What to do. All of the entries must be reproduced exactly, with no images carried over.

Extracted information.
— start —

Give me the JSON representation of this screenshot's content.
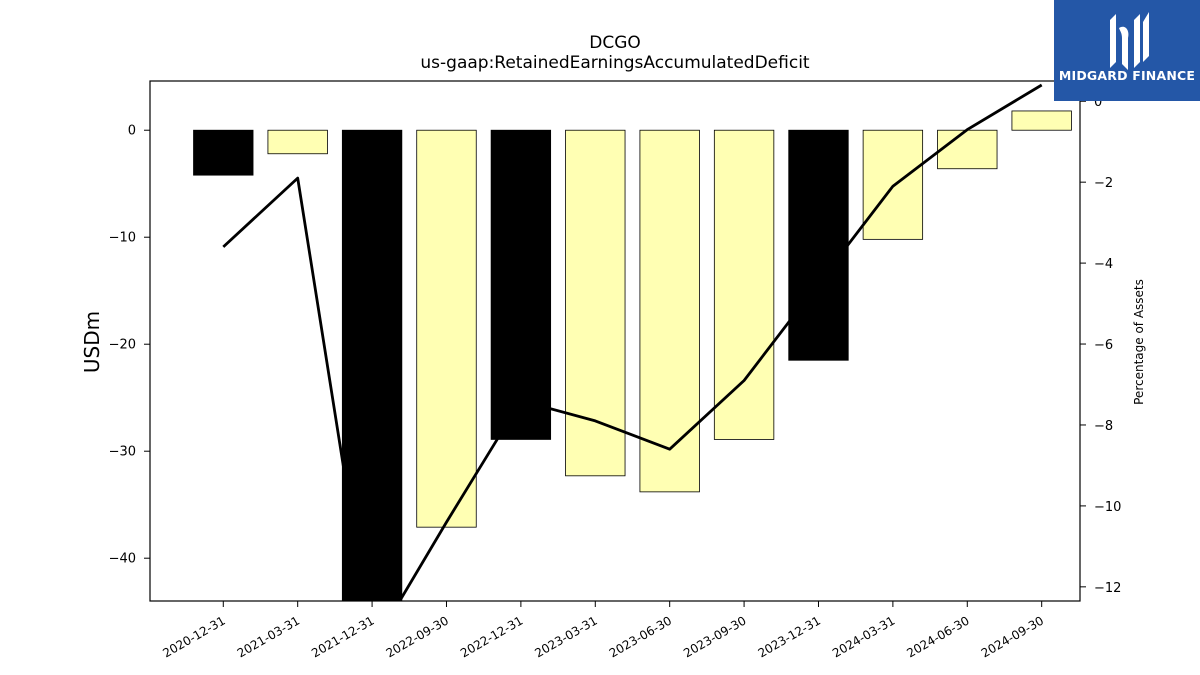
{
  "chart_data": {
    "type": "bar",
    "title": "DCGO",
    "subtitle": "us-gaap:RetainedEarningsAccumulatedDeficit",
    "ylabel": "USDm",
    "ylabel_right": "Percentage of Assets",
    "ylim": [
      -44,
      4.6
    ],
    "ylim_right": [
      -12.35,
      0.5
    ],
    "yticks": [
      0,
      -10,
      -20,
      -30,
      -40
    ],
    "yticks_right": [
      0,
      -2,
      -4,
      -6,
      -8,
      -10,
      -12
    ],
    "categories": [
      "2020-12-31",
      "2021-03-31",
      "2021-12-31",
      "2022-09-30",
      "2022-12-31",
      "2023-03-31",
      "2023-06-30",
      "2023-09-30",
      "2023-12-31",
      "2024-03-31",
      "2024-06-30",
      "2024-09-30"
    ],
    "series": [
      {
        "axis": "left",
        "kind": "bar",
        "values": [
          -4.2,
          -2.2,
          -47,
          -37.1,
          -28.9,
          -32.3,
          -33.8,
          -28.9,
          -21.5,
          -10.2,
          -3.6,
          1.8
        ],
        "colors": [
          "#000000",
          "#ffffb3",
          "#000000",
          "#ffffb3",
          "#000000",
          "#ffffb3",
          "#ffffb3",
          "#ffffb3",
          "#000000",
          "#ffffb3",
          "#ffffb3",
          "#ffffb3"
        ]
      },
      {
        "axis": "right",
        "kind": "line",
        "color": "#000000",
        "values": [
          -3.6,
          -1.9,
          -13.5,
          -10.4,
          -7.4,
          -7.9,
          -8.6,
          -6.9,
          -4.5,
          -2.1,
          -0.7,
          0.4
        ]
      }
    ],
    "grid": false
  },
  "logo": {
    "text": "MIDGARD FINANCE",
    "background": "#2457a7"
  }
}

— end —

Written reply.
Give me the JSON representation of this screenshot's content.
{
  "chart_data": {
    "type": "bar",
    "title": "DCGO",
    "subtitle": "us-gaap:RetainedEarningsAccumulatedDeficit",
    "ylabel": "USDm",
    "ylabel_right": "Percentage of Assets",
    "ylim": [
      -44,
      4.6
    ],
    "ylim_right": [
      -12.35,
      0.5
    ],
    "yticks": [
      0,
      -10,
      -20,
      -30,
      -40
    ],
    "yticks_right": [
      0,
      -2,
      -4,
      -6,
      -8,
      -10,
      -12
    ],
    "categories": [
      "2020-12-31",
      "2021-03-31",
      "2021-12-31",
      "2022-09-30",
      "2022-12-31",
      "2023-03-31",
      "2023-06-30",
      "2023-09-30",
      "2023-12-31",
      "2024-03-31",
      "2024-06-30",
      "2024-09-30"
    ],
    "series": [
      {
        "axis": "left",
        "kind": "bar",
        "values": [
          -4.2,
          -2.2,
          -47,
          -37.1,
          -28.9,
          -32.3,
          -33.8,
          -28.9,
          -21.5,
          -10.2,
          -3.6,
          1.8
        ],
        "colors": [
          "#000000",
          "#ffffb3",
          "#000000",
          "#ffffb3",
          "#000000",
          "#ffffb3",
          "#ffffb3",
          "#ffffb3",
          "#000000",
          "#ffffb3",
          "#ffffb3",
          "#ffffb3"
        ]
      },
      {
        "axis": "right",
        "kind": "line",
        "color": "#000000",
        "values": [
          -3.6,
          -1.9,
          -13.5,
          -10.4,
          -7.4,
          -7.9,
          -8.6,
          -6.9,
          -4.5,
          -2.1,
          -0.7,
          0.4
        ]
      }
    ],
    "grid": false
  },
  "logo": {
    "text": "MIDGARD FINANCE",
    "background": "#2457a7"
  }
}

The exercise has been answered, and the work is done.